• [Exercise]:
Omit the pictures, then reproduce every remaining record exactly.

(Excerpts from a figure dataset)
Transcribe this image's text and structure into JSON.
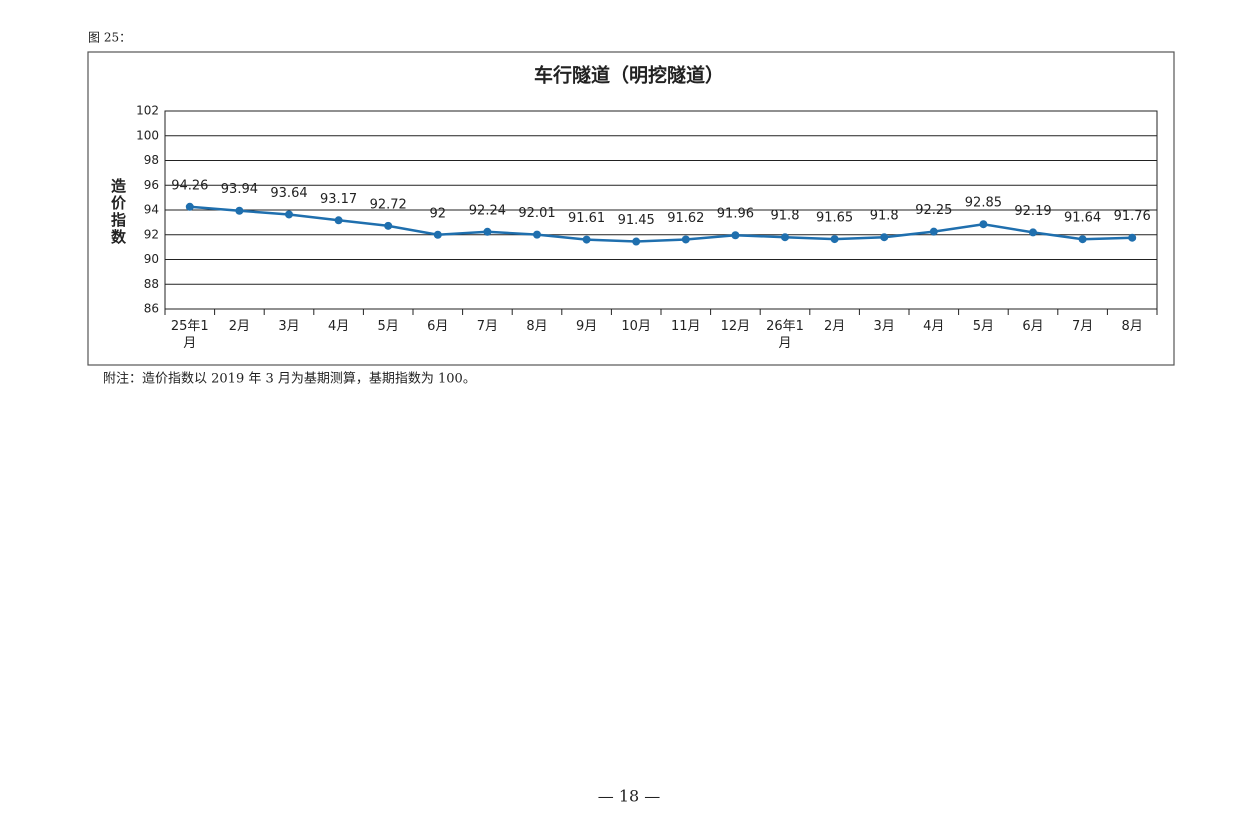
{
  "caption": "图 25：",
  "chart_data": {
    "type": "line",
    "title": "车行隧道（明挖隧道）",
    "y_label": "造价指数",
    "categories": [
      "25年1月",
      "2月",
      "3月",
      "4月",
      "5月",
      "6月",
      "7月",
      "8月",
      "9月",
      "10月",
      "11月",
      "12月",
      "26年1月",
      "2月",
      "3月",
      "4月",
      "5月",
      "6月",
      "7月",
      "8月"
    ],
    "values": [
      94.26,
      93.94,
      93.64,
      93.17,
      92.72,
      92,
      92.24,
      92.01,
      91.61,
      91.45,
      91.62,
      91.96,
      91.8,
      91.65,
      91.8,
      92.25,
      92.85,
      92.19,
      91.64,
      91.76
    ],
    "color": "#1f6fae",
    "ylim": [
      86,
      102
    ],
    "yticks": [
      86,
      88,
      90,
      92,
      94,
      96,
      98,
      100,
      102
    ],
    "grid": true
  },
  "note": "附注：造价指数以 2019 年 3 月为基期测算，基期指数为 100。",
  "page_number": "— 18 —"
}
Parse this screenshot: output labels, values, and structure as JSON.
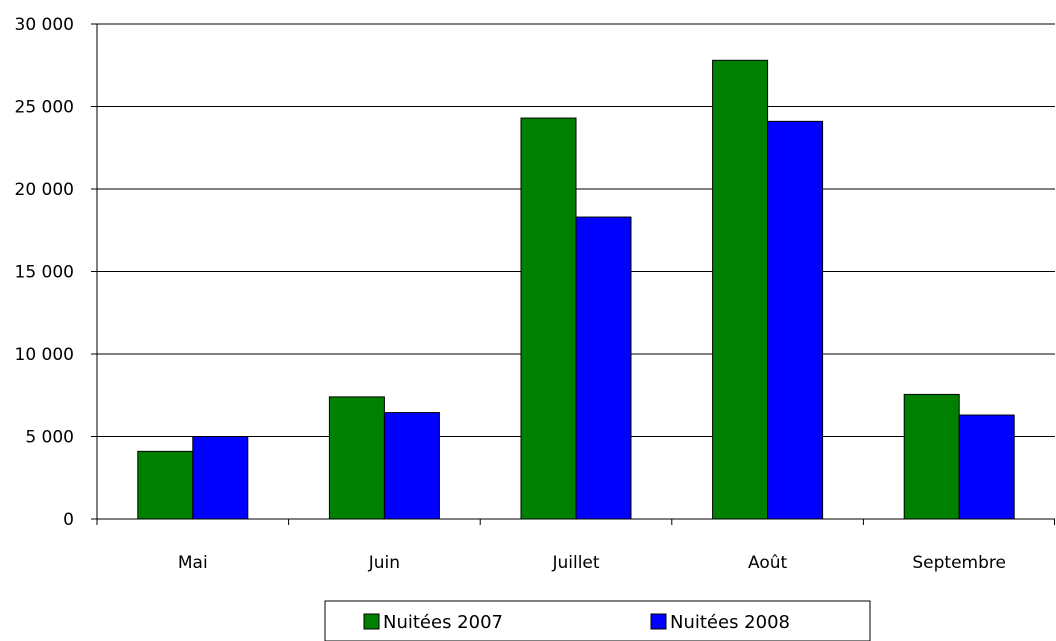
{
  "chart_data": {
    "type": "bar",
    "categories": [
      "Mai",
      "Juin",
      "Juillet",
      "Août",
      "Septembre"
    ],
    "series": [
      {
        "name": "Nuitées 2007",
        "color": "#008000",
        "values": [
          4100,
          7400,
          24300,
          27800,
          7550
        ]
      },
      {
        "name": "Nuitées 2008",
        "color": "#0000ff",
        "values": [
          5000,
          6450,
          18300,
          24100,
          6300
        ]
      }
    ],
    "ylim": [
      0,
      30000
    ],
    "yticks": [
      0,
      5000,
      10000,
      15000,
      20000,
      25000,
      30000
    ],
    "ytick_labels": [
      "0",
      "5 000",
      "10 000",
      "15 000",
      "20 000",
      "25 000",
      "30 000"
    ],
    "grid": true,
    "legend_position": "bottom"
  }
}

• [Result of the exercise]:
Transcribe this image's text and structure into JSON.
{
  "caption": "图 25：",
  "chart_data": {
    "type": "line",
    "title": "车行隧道（明挖隧道）",
    "y_label": "造价指数",
    "categories": [
      "25年1月",
      "2月",
      "3月",
      "4月",
      "5月",
      "6月",
      "7月",
      "8月",
      "9月",
      "10月",
      "11月",
      "12月",
      "26年1月",
      "2月",
      "3月",
      "4月",
      "5月",
      "6月",
      "7月",
      "8月"
    ],
    "values": [
      94.26,
      93.94,
      93.64,
      93.17,
      92.72,
      92,
      92.24,
      92.01,
      91.61,
      91.45,
      91.62,
      91.96,
      91.8,
      91.65,
      91.8,
      92.25,
      92.85,
      92.19,
      91.64,
      91.76
    ],
    "color": "#1f6fae",
    "ylim": [
      86,
      102
    ],
    "yticks": [
      86,
      88,
      90,
      92,
      94,
      96,
      98,
      100,
      102
    ],
    "grid": true
  },
  "note": "附注：造价指数以 2019 年 3 月为基期测算，基期指数为 100。",
  "page_number": "— 18 —"
}
Parse this screenshot: output labels, values, and structure as JSON.
{
  "chart_data": {
    "type": "bar",
    "categories": [
      "Mai",
      "Juin",
      "Juillet",
      "Août",
      "Septembre"
    ],
    "series": [
      {
        "name": "Nuitées 2007",
        "color": "#008000",
        "values": [
          4100,
          7400,
          24300,
          27800,
          7550
        ]
      },
      {
        "name": "Nuitées 2008",
        "color": "#0000ff",
        "values": [
          5000,
          6450,
          18300,
          24100,
          6300
        ]
      }
    ],
    "ylim": [
      0,
      30000
    ],
    "yticks": [
      0,
      5000,
      10000,
      15000,
      20000,
      25000,
      30000
    ],
    "ytick_labels": [
      "0",
      "5 000",
      "10 000",
      "15 000",
      "20 000",
      "25 000",
      "30 000"
    ],
    "grid": true,
    "legend_position": "bottom"
  }
}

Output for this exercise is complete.